> **WORK INSTRUCTIONS**:
Look over the entries that follow and work out how many lines contain "subtitle". State the number only.

> **EXERCISE INPUTS**:

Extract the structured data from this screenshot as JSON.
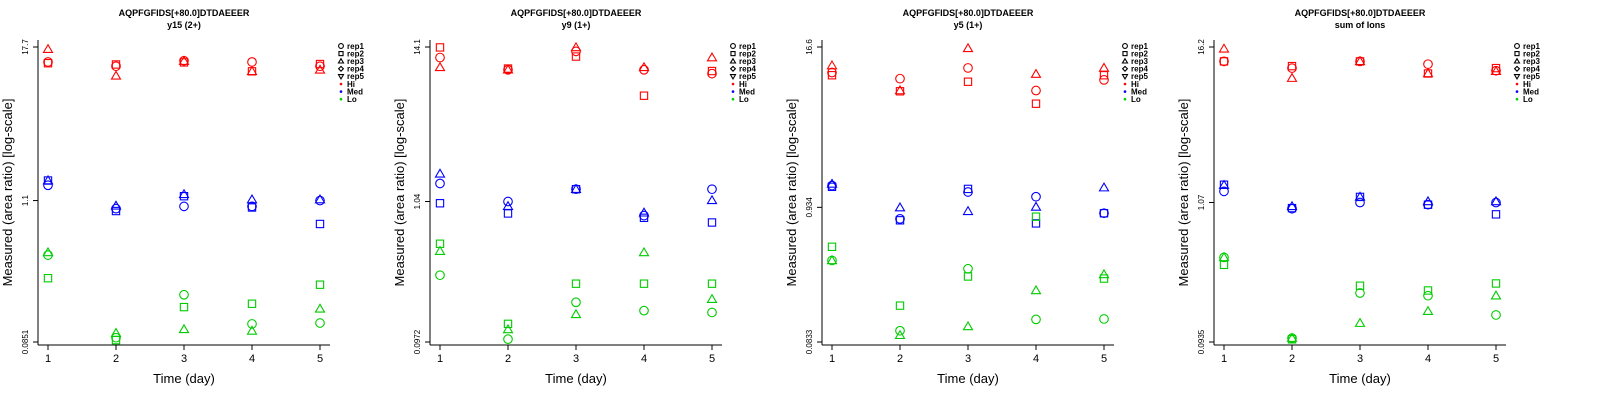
{
  "chart_data": [
    {
      "type": "scatter",
      "title": "AQPFGFIDS[+80.0]DTDAEEER",
      "subtitle": "y15 (2+)",
      "xlabel": "Time (day)",
      "ylabel": "Measured (area ratio) [log-scale]",
      "x_ticks": [
        "1",
        "2",
        "3",
        "4",
        "5"
      ],
      "y_ticks": [
        "0.0851",
        "1.1",
        "17.7"
      ],
      "y_scale": "log",
      "ylim": [
        0.0851,
        17.7
      ],
      "legend_position": "right",
      "legend": [
        {
          "label": "rep1",
          "marker": "circle"
        },
        {
          "label": "rep2",
          "marker": "square"
        },
        {
          "label": "rep3",
          "marker": "triangle"
        },
        {
          "label": "rep4",
          "marker": "diamond"
        },
        {
          "label": "rep5",
          "marker": "triangle-down"
        },
        {
          "label": "Hi",
          "color": "#ff0000"
        },
        {
          "label": "Med",
          "color": "#0000ff"
        },
        {
          "label": "Lo",
          "color": "#00cc00"
        }
      ],
      "series": [
        {
          "level": "Hi",
          "rep": "rep1",
          "x": [
            1,
            2,
            3,
            4,
            5
          ],
          "y": [
            13.5,
            12.5,
            13.8,
            13.5,
            12.5
          ]
        },
        {
          "level": "Hi",
          "rep": "rep2",
          "x": [
            1,
            2,
            3,
            4,
            5
          ],
          "y": [
            13.2,
            12.9,
            13.4,
            11.4,
            13.0
          ]
        },
        {
          "level": "Hi",
          "rep": "rep3",
          "x": [
            1,
            2,
            3,
            4,
            5
          ],
          "y": [
            17.0,
            10.5,
            13.7,
            11.4,
            11.7
          ]
        },
        {
          "level": "Med",
          "rep": "rep1",
          "x": [
            1,
            2,
            3,
            4,
            5
          ],
          "y": [
            1.45,
            0.95,
            0.99,
            0.99,
            1.1
          ]
        },
        {
          "level": "Med",
          "rep": "rep2",
          "x": [
            1,
            2,
            3,
            4,
            5
          ],
          "y": [
            1.58,
            0.91,
            1.19,
            0.97,
            0.72
          ]
        },
        {
          "level": "Med",
          "rep": "rep3",
          "x": [
            1,
            2,
            3,
            4,
            5
          ],
          "y": [
            1.58,
            1.0,
            1.23,
            1.12,
            1.12
          ]
        },
        {
          "level": "Lo",
          "rep": "rep1",
          "x": [
            1,
            2,
            3,
            4,
            5
          ],
          "y": [
            0.41,
            0.092,
            0.2,
            0.118,
            0.12
          ]
        },
        {
          "level": "Lo",
          "rep": "rep2",
          "x": [
            1,
            2,
            3,
            4,
            5
          ],
          "y": [
            0.27,
            0.088,
            0.16,
            0.17,
            0.24
          ]
        },
        {
          "level": "Lo",
          "rep": "rep3",
          "x": [
            1,
            2,
            3,
            4,
            5
          ],
          "y": [
            0.43,
            0.1,
            0.107,
            0.104,
            0.155
          ]
        }
      ]
    },
    {
      "type": "scatter",
      "title": "AQPFGFIDS[+80.0]DTDAEEER",
      "subtitle": "y9 (1+)",
      "xlabel": "Time (day)",
      "ylabel": "Measured (area ratio) [log-scale]",
      "x_ticks": [
        "1",
        "2",
        "3",
        "4",
        "5"
      ],
      "y_ticks": [
        "0.0972",
        "1.04",
        "14.1"
      ],
      "y_scale": "log",
      "ylim": [
        0.0972,
        14.1
      ],
      "legend_position": "right",
      "legend": [
        {
          "label": "rep1",
          "marker": "circle"
        },
        {
          "label": "rep2",
          "marker": "square"
        },
        {
          "label": "rep3",
          "marker": "triangle"
        },
        {
          "label": "rep4",
          "marker": "diamond"
        },
        {
          "label": "rep5",
          "marker": "triangle-down"
        },
        {
          "label": "Hi",
          "color": "#ff0000"
        },
        {
          "label": "Med",
          "color": "#0000ff"
        },
        {
          "label": "Lo",
          "color": "#00cc00"
        }
      ],
      "series": [
        {
          "level": "Hi",
          "rep": "rep1",
          "x": [
            1,
            2,
            3,
            4,
            5
          ],
          "y": [
            11.8,
            9.6,
            13.1,
            9.6,
            9.0
          ]
        },
        {
          "level": "Hi",
          "rep": "rep2",
          "x": [
            1,
            2,
            3,
            4,
            5
          ],
          "y": [
            14.0,
            9.8,
            12.0,
            6.2,
            9.4
          ]
        },
        {
          "level": "Hi",
          "rep": "rep3",
          "x": [
            1,
            2,
            3,
            4,
            5
          ],
          "y": [
            10.0,
            9.6,
            14.0,
            10.0,
            11.8
          ]
        },
        {
          "level": "Med",
          "rep": "rep1",
          "x": [
            1,
            2,
            3,
            4,
            5
          ],
          "y": [
            1.41,
            1.04,
            1.28,
            0.82,
            1.28
          ]
        },
        {
          "level": "Med",
          "rep": "rep2",
          "x": [
            1,
            2,
            3,
            4,
            5
          ],
          "y": [
            1.01,
            0.85,
            1.28,
            0.79,
            0.73
          ]
        },
        {
          "level": "Med",
          "rep": "rep3",
          "x": [
            1,
            2,
            3,
            4,
            5
          ],
          "y": [
            1.66,
            0.96,
            1.28,
            0.86,
            1.06
          ]
        },
        {
          "level": "Lo",
          "rep": "rep1",
          "x": [
            1,
            2,
            3,
            4,
            5
          ],
          "y": [
            0.3,
            0.102,
            0.19,
            0.165,
            0.16
          ]
        },
        {
          "level": "Lo",
          "rep": "rep2",
          "x": [
            1,
            2,
            3,
            4,
            5
          ],
          "y": [
            0.51,
            0.132,
            0.26,
            0.26,
            0.26
          ]
        },
        {
          "level": "Lo",
          "rep": "rep3",
          "x": [
            1,
            2,
            3,
            4,
            5
          ],
          "y": [
            0.45,
            0.12,
            0.155,
            0.44,
            0.2
          ]
        }
      ]
    },
    {
      "type": "scatter",
      "title": "AQPFGFIDS[+80.0]DTDAEEER",
      "subtitle": "y5 (1+)",
      "xlabel": "Time (day)",
      "ylabel": "Measured (area ratio) [log-scale]",
      "x_ticks": [
        "1",
        "2",
        "3",
        "4",
        "5"
      ],
      "y_ticks": [
        "0.0833",
        "0.934",
        "16.6"
      ],
      "y_scale": "log",
      "ylim": [
        0.0833,
        16.6
      ],
      "legend_position": "right",
      "legend": [
        {
          "label": "rep1",
          "marker": "circle"
        },
        {
          "label": "rep2",
          "marker": "square"
        },
        {
          "label": "rep3",
          "marker": "triangle"
        },
        {
          "label": "rep4",
          "marker": "diamond"
        },
        {
          "label": "rep5",
          "marker": "triangle-down"
        },
        {
          "label": "Hi",
          "color": "#ff0000"
        },
        {
          "label": "Med",
          "color": "#0000ff"
        },
        {
          "label": "Lo",
          "color": "#00cc00"
        }
      ],
      "series": [
        {
          "level": "Hi",
          "rep": "rep1",
          "x": [
            1,
            2,
            3,
            4,
            5
          ],
          "y": [
            10.5,
            9.4,
            11.4,
            7.6,
            9.2
          ]
        },
        {
          "level": "Hi",
          "rep": "rep2",
          "x": [
            1,
            2,
            3,
            4,
            5
          ],
          "y": [
            10.0,
            7.5,
            8.9,
            6.0,
            10.0
          ]
        },
        {
          "level": "Hi",
          "rep": "rep3",
          "x": [
            1,
            2,
            3,
            4,
            5
          ],
          "y": [
            11.9,
            7.6,
            16.2,
            10.2,
            11.4
          ]
        },
        {
          "level": "Med",
          "rep": "rep1",
          "x": [
            1,
            2,
            3,
            4,
            5
          ],
          "y": [
            1.38,
            0.76,
            1.23,
            1.13,
            0.84
          ]
        },
        {
          "level": "Med",
          "rep": "rep2",
          "x": [
            1,
            2,
            3,
            4,
            5
          ],
          "y": [
            1.35,
            0.74,
            1.3,
            0.7,
            0.84
          ]
        },
        {
          "level": "Med",
          "rep": "rep3",
          "x": [
            1,
            2,
            3,
            4,
            5
          ],
          "y": [
            1.42,
            0.93,
            0.87,
            0.94,
            1.33
          ]
        },
        {
          "level": "Lo",
          "rep": "rep1",
          "x": [
            1,
            2,
            3,
            4,
            5
          ],
          "y": [
            0.36,
            0.102,
            0.31,
            0.125,
            0.126
          ]
        },
        {
          "level": "Lo",
          "rep": "rep2",
          "x": [
            1,
            2,
            3,
            4,
            5
          ],
          "y": [
            0.46,
            0.16,
            0.27,
            0.79,
            0.26
          ]
        },
        {
          "level": "Lo",
          "rep": "rep3",
          "x": [
            1,
            2,
            3,
            4,
            5
          ],
          "y": [
            0.36,
            0.094,
            0.11,
            0.21,
            0.28
          ]
        }
      ]
    },
    {
      "type": "scatter",
      "title": "AQPFGFIDS[+80.0]DTDAEEER",
      "subtitle": "sum of Ions",
      "xlabel": "Time (day)",
      "ylabel": "Measured (area ratio) [log-scale]",
      "x_ticks": [
        "1",
        "2",
        "3",
        "4",
        "5"
      ],
      "y_ticks": [
        "0.0935",
        "1.07",
        "16.2"
      ],
      "y_scale": "log",
      "ylim": [
        0.0935,
        16.2
      ],
      "legend_position": "right",
      "legend": [
        {
          "label": "rep1",
          "marker": "circle"
        },
        {
          "label": "rep2",
          "marker": "square"
        },
        {
          "label": "rep3",
          "marker": "triangle"
        },
        {
          "label": "rep4",
          "marker": "diamond"
        },
        {
          "label": "rep5",
          "marker": "triangle-down"
        },
        {
          "label": "Hi",
          "color": "#ff0000"
        },
        {
          "label": "Med",
          "color": "#0000ff"
        },
        {
          "label": "Lo",
          "color": "#00cc00"
        }
      ],
      "series": [
        {
          "level": "Hi",
          "rep": "rep1",
          "x": [
            1,
            2,
            3,
            4,
            5
          ],
          "y": [
            12.6,
            11.2,
            12.6,
            12.0,
            10.7
          ]
        },
        {
          "level": "Hi",
          "rep": "rep2",
          "x": [
            1,
            2,
            3,
            4,
            5
          ],
          "y": [
            12.6,
            11.6,
            12.6,
            10.2,
            11.2
          ]
        },
        {
          "level": "Hi",
          "rep": "rep3",
          "x": [
            1,
            2,
            3,
            4,
            5
          ],
          "y": [
            15.7,
            9.4,
            12.6,
            10.2,
            10.6
          ]
        },
        {
          "level": "Med",
          "rep": "rep1",
          "x": [
            1,
            2,
            3,
            4,
            5
          ],
          "y": [
            1.3,
            0.96,
            1.07,
            1.03,
            1.07
          ]
        },
        {
          "level": "Med",
          "rep": "rep2",
          "x": [
            1,
            2,
            3,
            4,
            5
          ],
          "y": [
            1.46,
            0.97,
            1.18,
            1.03,
            0.87
          ]
        },
        {
          "level": "Med",
          "rep": "rep3",
          "x": [
            1,
            2,
            3,
            4,
            5
          ],
          "y": [
            1.45,
            1.0,
            1.18,
            1.09,
            1.09
          ]
        },
        {
          "level": "Lo",
          "rep": "rep1",
          "x": [
            1,
            2,
            3,
            4,
            5
          ],
          "y": [
            0.41,
            0.1,
            0.22,
            0.21,
            0.15
          ]
        },
        {
          "level": "Lo",
          "rep": "rep2",
          "x": [
            1,
            2,
            3,
            4,
            5
          ],
          "y": [
            0.36,
            0.098,
            0.25,
            0.23,
            0.26
          ]
        },
        {
          "level": "Lo",
          "rep": "rep3",
          "x": [
            1,
            2,
            3,
            4,
            5
          ],
          "y": [
            0.41,
            0.1,
            0.13,
            0.16,
            0.21
          ]
        }
      ]
    }
  ]
}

> **COMPLETE RESPONSE**:
4